Saved entries:
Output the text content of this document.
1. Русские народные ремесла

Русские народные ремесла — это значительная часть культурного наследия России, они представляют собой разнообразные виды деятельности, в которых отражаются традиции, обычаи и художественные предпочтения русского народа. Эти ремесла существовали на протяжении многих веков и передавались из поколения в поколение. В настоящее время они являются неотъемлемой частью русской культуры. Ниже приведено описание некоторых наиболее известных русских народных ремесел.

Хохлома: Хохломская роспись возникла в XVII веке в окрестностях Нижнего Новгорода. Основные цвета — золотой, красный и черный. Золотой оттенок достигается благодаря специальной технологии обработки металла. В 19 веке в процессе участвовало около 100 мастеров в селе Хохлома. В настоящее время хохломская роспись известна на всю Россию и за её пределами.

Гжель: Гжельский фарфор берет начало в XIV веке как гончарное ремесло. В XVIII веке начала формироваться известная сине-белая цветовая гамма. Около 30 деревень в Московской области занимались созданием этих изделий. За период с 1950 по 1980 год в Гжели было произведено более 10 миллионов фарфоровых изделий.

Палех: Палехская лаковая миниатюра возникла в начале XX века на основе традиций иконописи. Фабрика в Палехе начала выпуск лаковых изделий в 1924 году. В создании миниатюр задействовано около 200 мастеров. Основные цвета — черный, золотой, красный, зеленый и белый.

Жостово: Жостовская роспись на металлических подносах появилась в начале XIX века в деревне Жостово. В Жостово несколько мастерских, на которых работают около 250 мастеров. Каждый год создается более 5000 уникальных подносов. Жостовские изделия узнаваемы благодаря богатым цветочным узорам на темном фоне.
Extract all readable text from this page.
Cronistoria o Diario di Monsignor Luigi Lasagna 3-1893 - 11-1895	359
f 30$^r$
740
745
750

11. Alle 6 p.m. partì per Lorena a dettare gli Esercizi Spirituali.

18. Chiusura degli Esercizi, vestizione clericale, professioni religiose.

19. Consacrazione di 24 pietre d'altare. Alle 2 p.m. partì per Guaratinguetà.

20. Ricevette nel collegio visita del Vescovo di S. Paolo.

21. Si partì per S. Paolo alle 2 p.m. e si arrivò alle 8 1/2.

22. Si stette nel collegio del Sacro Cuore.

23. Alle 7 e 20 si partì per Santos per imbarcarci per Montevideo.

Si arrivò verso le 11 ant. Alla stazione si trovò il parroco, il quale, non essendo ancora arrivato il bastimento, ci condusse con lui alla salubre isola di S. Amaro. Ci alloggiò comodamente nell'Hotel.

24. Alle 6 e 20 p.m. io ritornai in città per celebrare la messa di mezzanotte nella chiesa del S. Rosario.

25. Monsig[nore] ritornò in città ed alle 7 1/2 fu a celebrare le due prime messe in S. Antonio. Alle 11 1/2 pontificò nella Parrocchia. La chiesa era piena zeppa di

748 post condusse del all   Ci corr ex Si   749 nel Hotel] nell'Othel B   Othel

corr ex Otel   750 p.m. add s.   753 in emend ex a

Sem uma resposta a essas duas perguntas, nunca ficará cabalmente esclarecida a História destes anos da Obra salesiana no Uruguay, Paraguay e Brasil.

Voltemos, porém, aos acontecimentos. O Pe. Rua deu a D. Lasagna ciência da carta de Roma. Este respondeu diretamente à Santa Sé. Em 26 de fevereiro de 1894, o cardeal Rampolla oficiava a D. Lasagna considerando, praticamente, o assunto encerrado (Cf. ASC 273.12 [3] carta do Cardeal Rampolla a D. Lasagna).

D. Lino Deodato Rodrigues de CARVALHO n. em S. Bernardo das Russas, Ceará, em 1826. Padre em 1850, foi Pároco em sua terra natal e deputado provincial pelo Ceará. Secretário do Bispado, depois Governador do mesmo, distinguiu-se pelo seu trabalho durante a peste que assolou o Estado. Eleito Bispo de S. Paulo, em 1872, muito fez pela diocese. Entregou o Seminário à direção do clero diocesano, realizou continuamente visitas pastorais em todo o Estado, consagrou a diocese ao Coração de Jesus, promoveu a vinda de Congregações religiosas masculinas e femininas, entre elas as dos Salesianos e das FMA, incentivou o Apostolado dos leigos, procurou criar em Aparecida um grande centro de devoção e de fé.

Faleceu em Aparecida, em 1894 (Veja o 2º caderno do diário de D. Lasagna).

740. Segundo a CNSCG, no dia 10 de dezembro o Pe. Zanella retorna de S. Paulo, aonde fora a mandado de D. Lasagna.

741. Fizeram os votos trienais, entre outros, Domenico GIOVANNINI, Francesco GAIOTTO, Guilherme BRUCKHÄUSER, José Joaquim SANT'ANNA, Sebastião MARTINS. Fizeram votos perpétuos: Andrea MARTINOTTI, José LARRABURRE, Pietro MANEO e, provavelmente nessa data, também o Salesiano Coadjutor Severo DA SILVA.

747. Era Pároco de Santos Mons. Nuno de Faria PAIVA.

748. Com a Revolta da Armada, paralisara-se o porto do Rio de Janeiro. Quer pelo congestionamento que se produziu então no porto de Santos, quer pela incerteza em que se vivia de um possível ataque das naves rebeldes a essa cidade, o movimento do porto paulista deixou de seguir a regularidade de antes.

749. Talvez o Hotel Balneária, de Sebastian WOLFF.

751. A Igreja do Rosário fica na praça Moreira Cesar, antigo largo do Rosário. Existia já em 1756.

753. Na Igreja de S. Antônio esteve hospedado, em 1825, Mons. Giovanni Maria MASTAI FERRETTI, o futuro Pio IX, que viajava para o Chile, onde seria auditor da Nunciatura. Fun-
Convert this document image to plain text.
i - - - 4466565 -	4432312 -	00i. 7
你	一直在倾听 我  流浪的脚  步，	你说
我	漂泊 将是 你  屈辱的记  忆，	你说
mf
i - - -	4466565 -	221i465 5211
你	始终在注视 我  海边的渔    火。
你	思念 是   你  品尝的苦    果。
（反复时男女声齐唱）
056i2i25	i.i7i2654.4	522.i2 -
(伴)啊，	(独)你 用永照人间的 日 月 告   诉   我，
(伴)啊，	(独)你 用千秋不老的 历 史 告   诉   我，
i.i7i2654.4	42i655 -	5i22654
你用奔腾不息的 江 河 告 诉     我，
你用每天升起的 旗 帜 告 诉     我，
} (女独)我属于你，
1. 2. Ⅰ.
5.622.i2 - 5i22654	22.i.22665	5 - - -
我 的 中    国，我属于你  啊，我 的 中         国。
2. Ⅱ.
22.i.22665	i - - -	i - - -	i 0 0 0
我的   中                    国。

**Task instructions:** Copy every line of the material, please, keeping it exactly the same.

**Exercise answer:**
Output the text content of this document.
1. Русские народные ремесла

Русские народные ремесла — это значительная часть культурного наследия России, они представляют собой разнообразные виды деятельности, в которых отражаются традиции, обычаи и художественные предпочтения русского народа. Эти ремесла существовали на протяжении многих веков и передавались из поколения в поколение. В настоящее время они являются неотъемлемой частью русской культуры. Ниже приведено описание некоторых наиболее известных русских народных ремесел.

Хохлома: Хохломская роспись возникла в XVII веке в окрестностях Нижнего Новгорода. Основные цвета — золотой, красный и черный. Золотой оттенок достигается благодаря специальной технологии обработки металла. В 19 веке в процессе участвовало около 100 мастеров в селе Хохлома. В настоящее время хохломская роспись известна на всю Россию и за её пределами.

Гжель: Гжельский фарфор берет начало в XIV веке как гончарное ремесло. В XVIII веке начала формироваться известная сине-белая цветовая гамма. Около 30 деревень в Московской области занимались созданием этих изделий. За период с 1950 по 1980 год в Гжели было произведено более 10 миллионов фарфоровых изделий.

Палех: Палехская лаковая миниатюра возникла в начале XX века на основе традиций иконописи. Фабрика в Палехе начала выпуск лаковых изделий в 1924 году. В создании миниатюр задействовано около 200 мастеров. Основные цвета — черный, золотой, красный, зеленый и белый.

Жостово: Жостовская роспись на металлических подносах появилась в начале XIX века в деревне Жостово. В Жостово несколько мастерских, на которых работают около 250 мастеров. Каждый год создается более 5000 уникальных подносов. Жостовские изделия узнаваемы благодаря богатым цветочным узорам на темном фоне.
Extract all readable text from this page.
Cronistoria o Diario di Monsignor Luigi Lasagna 3-1893 - 11-1895	359
f 30$^r$
740
745
750

11. Alle 6 p.m. partì per Lorena a dettare gli Esercizi Spirituali.

18. Chiusura degli Esercizi, vestizione clericale, professioni religiose.

19. Consacrazione di 24 pietre d'altare. Alle 2 p.m. partì per Guaratinguetà.

20. Ricevette nel collegio visita del Vescovo di S. Paolo.

21. Si partì per S. Paolo alle 2 p.m. e si arrivò alle 8 1/2.

22. Si stette nel collegio del Sacro Cuore.

23. Alle 7 e 20 si partì per Santos per imbarcarci per Montevideo.

Si arrivò verso le 11 ant. Alla stazione si trovò il parroco, il quale, non essendo ancora arrivato il bastimento, ci condusse con lui alla salubre isola di S. Amaro. Ci alloggiò comodamente nell'Hotel.

24. Alle 6 e 20 p.m. io ritornai in città per celebrare la messa di mezzanotte nella chiesa del S. Rosario.

25. Monsig[nore] ritornò in città ed alle 7 1/2 fu a celebrare le due prime messe in S. Antonio. Alle 11 1/2 pontificò nella Parrocchia. La chiesa era piena zeppa di

748 post condusse del all   Ci corr ex Si   749 nel Hotel] nell'Othel B   Othel

corr ex Otel   750 p.m. add s.   753 in emend ex a

Sem uma resposta a essas duas perguntas, nunca ficará cabalmente esclarecida a História destes anos da Obra salesiana no Uruguay, Paraguay e Brasil.

Voltemos, porém, aos acontecimentos. O Pe. Rua deu a D. Lasagna ciência da carta de Roma. Este respondeu diretamente à Santa Sé. Em 26 de fevereiro de 1894, o cardeal Rampolla oficiava a D. Lasagna considerando, praticamente, o assunto encerrado (Cf. ASC 273.12 [3] carta do Cardeal Rampolla a D. Lasagna).

D. Lino Deodato Rodrigues de CARVALHO n. em S. Bernardo das Russas, Ceará, em 1826. Padre em 1850, foi Pároco em sua terra natal e deputado provincial pelo Ceará. Secretário do Bispado, depois Governador do mesmo, distinguiu-se pelo seu trabalho durante a peste que assolou o Estado. Eleito Bispo de S. Paulo, em 1872, muito fez pela diocese. Entregou o Seminário à direção do clero diocesano, realizou continuamente visitas pastorais em todo o Estado, consagrou a diocese ao Coração de Jesus, promoveu a vinda de Congregações religiosas masculinas e femininas, entre elas as dos Salesianos e das FMA, incentivou o Apostolado dos leigos, procurou criar em Aparecida um grande centro de devoção e de fé.

Faleceu em Aparecida, em 1894 (Veja o 2º caderno do diário de D. Lasagna).

740. Segundo a CNSCG, no dia 10 de dezembro o Pe. Zanella retorna de S. Paulo, aonde fora a mandado de D. Lasagna.

741. Fizeram os votos trienais, entre outros, Domenico GIOVANNINI, Francesco GAIOTTO, Guilherme BRUCKHÄUSER, José Joaquim SANT'ANNA, Sebastião MARTINS. Fizeram votos perpétuos: Andrea MARTINOTTI, José LARRABURRE, Pietro MANEO e, provavelmente nessa data, também o Salesiano Coadjutor Severo DA SILVA.

747. Era Pároco de Santos Mons. Nuno de Faria PAIVA.

748. Com a Revolta da Armada, paralisara-se o porto do Rio de Janeiro. Quer pelo congestionamento que se produziu então no porto de Santos, quer pela incerteza em que se vivia de um possível ataque das naves rebeldes a essa cidade, o movimento do porto paulista deixou de seguir a regularidade de antes.

749. Talvez o Hotel Balneária, de Sebastian WOLFF.

751. A Igreja do Rosário fica na praça Moreira Cesar, antigo largo do Rosário. Existia já em 1756.

753. Na Igreja de S. Antônio esteve hospedado, em 1825, Mons. Giovanni Maria MASTAI FERRETTI, o futuro Pio IX, que viajava para o Chile, onde seria auditor da Nunciatura. Fun-
Convert this document image to plain text.
i - - - 4466565 -	4432312 -	00i. 7
你	一直在倾听 我  流浪的脚  步，	你说
我	漂泊 将是 你  屈辱的记  忆，	你说
mf
i - - -	4466565 -	221i465 5211
你	始终在注视 我  海边的渔    火。
你	思念 是   你  品尝的苦    果。
（反复时男女声齐唱）
056i2i25	i.i7i2654.4	522.i2 -
(伴)啊，	(独)你 用永照人间的 日 月 告   诉   我，
(伴)啊，	(独)你 用千秋不老的 历 史 告   诉   我，
i.i7i2654.4	42i655 -	5i22654
你用奔腾不息的 江 河 告 诉     我，
你用每天升起的 旗 帜 告 诉     我，
} (女独)我属于你，
1. 2. Ⅰ.
5.622.i2 - 5i22654	22.i.22665	5 - - -
我 的 中    国，我属于你  啊，我 的 中         国。
2. Ⅱ.
22.i.22665	i - - -	i - - -	i 0 0 0
我的   中                    国。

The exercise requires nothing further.